## Description of the task
Quote the records that follow in full and exactly; leave out the pictures.

## Data listing
***

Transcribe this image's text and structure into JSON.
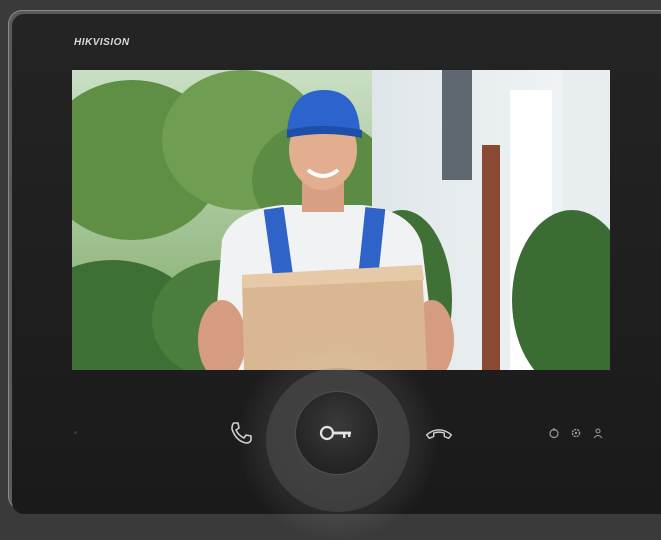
{
  "device": {
    "brand": "HIKVISION"
  },
  "screen": {
    "feed_description_icon": "camera-feed"
  },
  "controls": {
    "call_icon": "answer-call-icon",
    "unlock_icon": "key-unlock-icon",
    "hangup_icon": "hangup-icon",
    "status_icons": [
      "alarm-icon",
      "settings-icon",
      "user-icon"
    ]
  },
  "colors": {
    "bezel": "#1e1e1e",
    "icon": "#d0d0d0"
  }
}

***

## Final answer
Transcribe this image's text and structure into JSON.
{
  "device": {
    "brand": "HIKVISION"
  },
  "screen": {
    "feed_description_icon": "camera-feed"
  },
  "controls": {
    "call_icon": "answer-call-icon",
    "unlock_icon": "key-unlock-icon",
    "hangup_icon": "hangup-icon",
    "status_icons": [
      "alarm-icon",
      "settings-icon",
      "user-icon"
    ]
  },
  "colors": {
    "bezel": "#1e1e1e",
    "icon": "#d0d0d0"
  }
}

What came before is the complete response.